** What to do **
Identify all lines in the data containing the string "heading". Copy them out.

** Provided information **
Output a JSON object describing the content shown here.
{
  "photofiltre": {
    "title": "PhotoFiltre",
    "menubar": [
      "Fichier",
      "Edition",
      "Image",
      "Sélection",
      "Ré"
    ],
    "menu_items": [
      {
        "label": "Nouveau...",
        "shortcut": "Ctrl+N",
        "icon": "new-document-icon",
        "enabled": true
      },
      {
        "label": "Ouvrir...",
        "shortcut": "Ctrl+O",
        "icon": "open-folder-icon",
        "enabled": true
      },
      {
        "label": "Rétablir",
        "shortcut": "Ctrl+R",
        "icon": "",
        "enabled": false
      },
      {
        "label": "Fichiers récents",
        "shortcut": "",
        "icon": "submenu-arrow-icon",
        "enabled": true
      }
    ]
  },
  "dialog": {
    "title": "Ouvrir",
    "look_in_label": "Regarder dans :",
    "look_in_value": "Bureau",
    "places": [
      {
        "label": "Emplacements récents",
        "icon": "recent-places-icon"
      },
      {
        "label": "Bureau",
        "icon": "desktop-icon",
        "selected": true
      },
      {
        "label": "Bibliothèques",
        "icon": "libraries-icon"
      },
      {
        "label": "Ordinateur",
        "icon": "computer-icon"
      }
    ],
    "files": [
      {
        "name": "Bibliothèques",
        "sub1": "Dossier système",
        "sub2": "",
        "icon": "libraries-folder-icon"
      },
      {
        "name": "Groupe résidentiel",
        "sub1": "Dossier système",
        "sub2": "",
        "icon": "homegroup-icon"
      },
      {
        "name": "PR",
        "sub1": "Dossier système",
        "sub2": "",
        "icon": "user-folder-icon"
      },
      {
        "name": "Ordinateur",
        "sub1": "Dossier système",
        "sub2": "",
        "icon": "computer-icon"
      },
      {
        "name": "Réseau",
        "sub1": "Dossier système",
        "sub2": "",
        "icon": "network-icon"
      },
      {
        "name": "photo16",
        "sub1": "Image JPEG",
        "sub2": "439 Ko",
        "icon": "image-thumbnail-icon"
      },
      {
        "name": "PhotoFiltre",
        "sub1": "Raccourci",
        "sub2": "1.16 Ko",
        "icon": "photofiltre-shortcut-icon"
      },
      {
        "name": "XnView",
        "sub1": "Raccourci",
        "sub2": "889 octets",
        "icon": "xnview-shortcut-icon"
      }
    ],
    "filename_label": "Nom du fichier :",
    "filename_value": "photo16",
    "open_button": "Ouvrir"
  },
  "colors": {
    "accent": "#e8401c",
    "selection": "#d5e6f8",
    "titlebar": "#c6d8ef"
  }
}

---

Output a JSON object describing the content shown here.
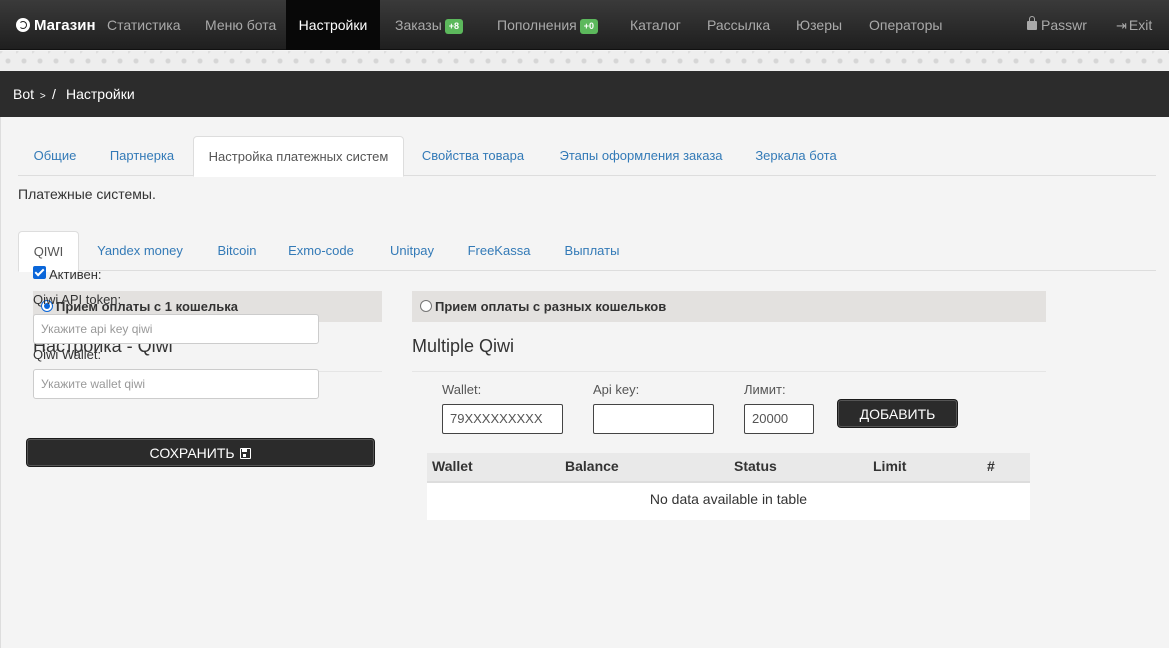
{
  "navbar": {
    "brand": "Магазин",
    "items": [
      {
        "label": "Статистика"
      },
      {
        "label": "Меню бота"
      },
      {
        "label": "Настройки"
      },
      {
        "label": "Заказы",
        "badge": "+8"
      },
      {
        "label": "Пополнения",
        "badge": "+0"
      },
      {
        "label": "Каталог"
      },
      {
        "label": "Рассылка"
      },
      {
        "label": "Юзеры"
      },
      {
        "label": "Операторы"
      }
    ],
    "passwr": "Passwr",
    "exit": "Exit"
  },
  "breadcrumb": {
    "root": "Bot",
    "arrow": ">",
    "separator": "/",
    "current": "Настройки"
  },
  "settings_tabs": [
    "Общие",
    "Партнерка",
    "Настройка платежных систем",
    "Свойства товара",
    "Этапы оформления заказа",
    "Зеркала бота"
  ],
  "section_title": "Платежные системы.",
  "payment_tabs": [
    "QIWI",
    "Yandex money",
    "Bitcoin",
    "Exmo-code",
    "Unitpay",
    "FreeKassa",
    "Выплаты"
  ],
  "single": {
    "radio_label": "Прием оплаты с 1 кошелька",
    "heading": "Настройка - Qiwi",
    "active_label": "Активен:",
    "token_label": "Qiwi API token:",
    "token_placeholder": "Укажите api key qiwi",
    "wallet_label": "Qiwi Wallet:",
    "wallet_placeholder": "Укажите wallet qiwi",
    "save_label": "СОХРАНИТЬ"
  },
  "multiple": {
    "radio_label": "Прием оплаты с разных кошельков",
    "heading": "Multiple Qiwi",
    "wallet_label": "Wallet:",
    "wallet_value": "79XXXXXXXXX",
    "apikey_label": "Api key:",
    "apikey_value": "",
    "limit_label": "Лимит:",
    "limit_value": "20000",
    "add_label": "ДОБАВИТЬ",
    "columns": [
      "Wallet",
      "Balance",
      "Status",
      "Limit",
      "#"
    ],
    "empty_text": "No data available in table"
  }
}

** Written answer **
    "heading": "Настройка - Qiwi",
    "heading": "Multiple Qiwi",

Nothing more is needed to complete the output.